EXERCISE TASK.
Check every line of the data below for the string "left", and copy the ones that hold it.

INPUT RECORDS.

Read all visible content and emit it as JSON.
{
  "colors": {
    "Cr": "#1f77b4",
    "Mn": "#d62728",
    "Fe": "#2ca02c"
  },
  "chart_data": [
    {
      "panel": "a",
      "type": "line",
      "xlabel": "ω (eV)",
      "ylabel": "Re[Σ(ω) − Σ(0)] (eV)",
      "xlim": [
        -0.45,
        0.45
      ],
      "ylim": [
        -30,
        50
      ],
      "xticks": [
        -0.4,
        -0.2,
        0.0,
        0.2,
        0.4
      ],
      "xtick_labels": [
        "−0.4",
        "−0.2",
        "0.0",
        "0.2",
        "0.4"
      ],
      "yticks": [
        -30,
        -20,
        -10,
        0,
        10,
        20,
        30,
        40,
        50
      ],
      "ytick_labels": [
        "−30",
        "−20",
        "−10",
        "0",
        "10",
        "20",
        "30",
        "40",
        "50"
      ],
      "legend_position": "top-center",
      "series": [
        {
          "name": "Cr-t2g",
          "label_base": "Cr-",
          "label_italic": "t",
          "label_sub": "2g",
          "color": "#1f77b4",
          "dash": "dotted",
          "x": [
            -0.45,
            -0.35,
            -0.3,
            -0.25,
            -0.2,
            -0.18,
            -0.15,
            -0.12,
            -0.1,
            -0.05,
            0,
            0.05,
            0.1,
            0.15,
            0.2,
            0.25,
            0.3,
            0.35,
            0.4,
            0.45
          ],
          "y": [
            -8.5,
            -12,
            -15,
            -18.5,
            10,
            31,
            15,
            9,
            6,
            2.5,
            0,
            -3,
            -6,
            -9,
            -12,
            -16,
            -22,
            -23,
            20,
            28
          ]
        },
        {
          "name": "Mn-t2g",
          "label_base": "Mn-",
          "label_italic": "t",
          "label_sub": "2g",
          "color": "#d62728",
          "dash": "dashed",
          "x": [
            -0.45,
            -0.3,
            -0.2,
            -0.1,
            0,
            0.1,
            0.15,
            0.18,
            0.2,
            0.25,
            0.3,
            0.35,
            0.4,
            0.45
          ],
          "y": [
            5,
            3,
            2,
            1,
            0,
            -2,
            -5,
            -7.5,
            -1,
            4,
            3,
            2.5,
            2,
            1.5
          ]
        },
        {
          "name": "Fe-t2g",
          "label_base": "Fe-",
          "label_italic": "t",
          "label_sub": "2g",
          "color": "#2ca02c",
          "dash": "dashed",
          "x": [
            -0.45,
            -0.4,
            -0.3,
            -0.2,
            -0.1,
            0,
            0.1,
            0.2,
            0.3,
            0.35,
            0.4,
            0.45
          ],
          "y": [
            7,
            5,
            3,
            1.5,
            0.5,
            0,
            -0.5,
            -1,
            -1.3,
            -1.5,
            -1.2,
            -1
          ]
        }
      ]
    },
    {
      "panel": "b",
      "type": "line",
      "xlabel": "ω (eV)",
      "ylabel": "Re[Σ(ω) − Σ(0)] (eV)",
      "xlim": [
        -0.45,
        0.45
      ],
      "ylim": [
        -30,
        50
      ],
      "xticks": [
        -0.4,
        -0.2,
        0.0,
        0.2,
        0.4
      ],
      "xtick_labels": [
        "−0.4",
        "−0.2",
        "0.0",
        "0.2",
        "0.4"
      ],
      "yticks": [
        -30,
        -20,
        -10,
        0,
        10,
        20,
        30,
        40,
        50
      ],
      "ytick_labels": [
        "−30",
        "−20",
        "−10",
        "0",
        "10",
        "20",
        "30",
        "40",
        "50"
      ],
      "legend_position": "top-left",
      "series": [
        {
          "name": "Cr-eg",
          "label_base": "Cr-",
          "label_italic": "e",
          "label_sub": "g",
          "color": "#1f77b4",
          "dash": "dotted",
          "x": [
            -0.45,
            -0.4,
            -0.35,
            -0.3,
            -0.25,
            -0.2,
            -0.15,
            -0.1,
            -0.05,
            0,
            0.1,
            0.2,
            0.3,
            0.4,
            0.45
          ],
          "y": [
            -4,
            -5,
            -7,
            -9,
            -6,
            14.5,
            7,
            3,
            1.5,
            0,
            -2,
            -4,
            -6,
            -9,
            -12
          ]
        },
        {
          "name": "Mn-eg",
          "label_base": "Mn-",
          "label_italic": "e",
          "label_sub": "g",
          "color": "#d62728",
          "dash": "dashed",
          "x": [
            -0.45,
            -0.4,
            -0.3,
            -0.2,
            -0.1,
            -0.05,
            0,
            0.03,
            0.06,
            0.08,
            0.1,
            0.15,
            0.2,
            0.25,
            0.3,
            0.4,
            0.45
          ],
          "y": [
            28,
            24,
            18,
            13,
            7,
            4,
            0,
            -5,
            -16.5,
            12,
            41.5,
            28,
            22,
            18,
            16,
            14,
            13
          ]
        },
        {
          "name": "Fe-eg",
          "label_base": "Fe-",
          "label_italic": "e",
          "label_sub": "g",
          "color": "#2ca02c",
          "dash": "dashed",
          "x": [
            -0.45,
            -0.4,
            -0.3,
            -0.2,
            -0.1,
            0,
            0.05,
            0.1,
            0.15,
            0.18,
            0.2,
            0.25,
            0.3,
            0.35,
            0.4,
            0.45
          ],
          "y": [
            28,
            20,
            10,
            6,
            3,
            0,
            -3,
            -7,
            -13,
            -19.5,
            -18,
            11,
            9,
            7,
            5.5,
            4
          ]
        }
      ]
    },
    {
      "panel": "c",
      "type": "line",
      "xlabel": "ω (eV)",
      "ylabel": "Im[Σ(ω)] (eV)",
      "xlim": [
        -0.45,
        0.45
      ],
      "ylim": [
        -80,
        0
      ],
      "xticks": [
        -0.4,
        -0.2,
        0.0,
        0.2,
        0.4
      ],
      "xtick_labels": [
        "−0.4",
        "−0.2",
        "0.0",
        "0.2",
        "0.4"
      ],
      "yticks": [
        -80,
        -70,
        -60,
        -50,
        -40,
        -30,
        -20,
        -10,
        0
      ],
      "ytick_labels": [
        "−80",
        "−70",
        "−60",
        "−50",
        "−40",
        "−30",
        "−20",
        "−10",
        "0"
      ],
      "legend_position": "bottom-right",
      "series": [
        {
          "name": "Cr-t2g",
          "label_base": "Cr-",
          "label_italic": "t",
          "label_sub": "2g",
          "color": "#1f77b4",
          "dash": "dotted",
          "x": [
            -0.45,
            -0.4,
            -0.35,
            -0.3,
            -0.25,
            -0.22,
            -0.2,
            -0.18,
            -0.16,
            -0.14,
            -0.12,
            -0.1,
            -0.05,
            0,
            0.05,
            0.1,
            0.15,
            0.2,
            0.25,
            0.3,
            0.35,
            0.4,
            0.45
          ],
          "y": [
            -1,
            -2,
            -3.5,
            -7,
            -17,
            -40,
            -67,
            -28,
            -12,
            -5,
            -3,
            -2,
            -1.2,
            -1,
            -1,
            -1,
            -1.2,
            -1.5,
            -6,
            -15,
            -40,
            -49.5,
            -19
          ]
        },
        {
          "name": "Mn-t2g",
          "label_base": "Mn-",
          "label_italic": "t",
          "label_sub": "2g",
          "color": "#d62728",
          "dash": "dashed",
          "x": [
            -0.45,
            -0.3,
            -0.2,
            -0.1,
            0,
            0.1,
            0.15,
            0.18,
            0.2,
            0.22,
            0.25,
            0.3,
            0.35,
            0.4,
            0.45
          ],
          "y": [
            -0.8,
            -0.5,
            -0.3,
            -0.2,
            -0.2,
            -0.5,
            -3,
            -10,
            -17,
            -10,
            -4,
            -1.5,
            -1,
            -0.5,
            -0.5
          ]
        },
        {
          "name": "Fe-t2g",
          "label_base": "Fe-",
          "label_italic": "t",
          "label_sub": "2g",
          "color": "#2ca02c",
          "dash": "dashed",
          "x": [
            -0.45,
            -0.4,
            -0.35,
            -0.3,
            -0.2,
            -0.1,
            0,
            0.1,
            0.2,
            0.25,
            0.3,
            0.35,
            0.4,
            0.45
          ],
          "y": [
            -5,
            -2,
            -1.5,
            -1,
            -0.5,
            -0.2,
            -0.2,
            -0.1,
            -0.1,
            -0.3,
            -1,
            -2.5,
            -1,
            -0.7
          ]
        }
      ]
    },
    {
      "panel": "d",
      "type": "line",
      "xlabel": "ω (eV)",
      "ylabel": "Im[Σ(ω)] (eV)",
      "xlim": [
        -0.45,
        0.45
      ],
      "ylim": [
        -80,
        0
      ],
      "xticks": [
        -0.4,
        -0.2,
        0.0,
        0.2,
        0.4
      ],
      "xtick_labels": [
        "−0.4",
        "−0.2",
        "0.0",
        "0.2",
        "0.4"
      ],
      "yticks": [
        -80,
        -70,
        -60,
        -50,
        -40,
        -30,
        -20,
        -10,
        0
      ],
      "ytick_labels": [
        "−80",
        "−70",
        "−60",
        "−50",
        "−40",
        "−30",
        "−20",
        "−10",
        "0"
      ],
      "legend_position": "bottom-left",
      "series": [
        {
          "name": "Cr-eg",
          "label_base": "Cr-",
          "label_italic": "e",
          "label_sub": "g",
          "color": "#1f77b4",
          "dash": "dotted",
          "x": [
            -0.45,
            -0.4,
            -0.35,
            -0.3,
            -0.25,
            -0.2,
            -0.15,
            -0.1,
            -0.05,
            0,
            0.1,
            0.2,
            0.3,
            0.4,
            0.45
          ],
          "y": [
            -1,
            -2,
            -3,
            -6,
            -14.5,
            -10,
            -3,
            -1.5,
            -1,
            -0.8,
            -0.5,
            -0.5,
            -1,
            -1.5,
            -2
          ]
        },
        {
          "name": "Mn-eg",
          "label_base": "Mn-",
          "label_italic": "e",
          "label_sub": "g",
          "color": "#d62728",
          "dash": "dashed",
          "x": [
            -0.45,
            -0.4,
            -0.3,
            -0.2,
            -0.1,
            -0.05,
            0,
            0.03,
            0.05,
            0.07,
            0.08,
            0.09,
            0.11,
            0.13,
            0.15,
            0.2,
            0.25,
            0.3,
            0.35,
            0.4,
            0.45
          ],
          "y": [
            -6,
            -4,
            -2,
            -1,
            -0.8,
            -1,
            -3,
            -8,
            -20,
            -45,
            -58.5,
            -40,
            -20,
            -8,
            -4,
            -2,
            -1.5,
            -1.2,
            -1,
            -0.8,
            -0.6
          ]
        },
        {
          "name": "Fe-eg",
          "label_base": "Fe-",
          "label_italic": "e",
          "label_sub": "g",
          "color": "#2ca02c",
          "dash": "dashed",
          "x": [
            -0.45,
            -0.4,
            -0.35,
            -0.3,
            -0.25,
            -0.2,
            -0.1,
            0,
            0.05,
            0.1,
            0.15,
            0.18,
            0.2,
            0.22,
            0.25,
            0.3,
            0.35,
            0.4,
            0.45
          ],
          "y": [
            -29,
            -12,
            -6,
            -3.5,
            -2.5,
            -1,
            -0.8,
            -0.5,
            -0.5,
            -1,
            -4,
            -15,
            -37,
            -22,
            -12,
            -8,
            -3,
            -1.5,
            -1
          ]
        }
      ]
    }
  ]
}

REPLY TO THE TASK.
      "legend_position": "top-left",
      "legend_position": "bottom-left",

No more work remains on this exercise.